Short problem – Work out how many lines hold the string "review". Give that number and nothing more.

Records for processing –
^^^^^^^^^^^^^^^^
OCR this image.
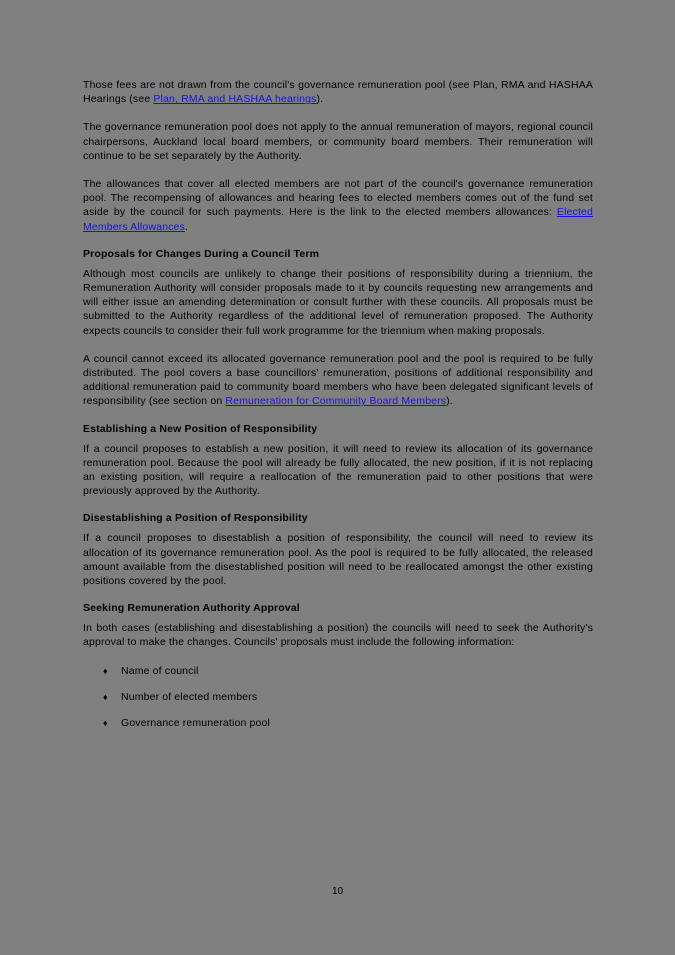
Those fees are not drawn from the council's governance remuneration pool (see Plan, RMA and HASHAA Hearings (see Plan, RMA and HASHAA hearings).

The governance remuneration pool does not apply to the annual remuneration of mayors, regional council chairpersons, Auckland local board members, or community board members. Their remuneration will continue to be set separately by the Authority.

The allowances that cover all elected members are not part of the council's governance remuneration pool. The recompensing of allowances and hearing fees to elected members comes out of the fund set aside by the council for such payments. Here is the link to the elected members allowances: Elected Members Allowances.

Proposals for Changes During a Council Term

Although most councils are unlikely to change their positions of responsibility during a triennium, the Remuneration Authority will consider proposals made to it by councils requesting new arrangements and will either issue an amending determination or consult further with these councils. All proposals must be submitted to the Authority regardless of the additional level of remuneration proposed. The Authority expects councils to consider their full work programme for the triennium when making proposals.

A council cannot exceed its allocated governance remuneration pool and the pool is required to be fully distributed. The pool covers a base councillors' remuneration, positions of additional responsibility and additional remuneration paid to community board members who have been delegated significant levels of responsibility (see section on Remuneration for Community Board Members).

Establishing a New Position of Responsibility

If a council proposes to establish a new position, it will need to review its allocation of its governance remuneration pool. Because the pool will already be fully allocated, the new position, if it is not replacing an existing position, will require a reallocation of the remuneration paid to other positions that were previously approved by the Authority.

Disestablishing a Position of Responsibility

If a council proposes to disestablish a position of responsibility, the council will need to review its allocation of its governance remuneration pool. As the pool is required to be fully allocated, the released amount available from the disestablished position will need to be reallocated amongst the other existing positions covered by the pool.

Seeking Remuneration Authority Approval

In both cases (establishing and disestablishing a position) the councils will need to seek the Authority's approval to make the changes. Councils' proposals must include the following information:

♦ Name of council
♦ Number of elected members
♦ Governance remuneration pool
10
^^^^^^^^^^^^^^^^
Written answer – 2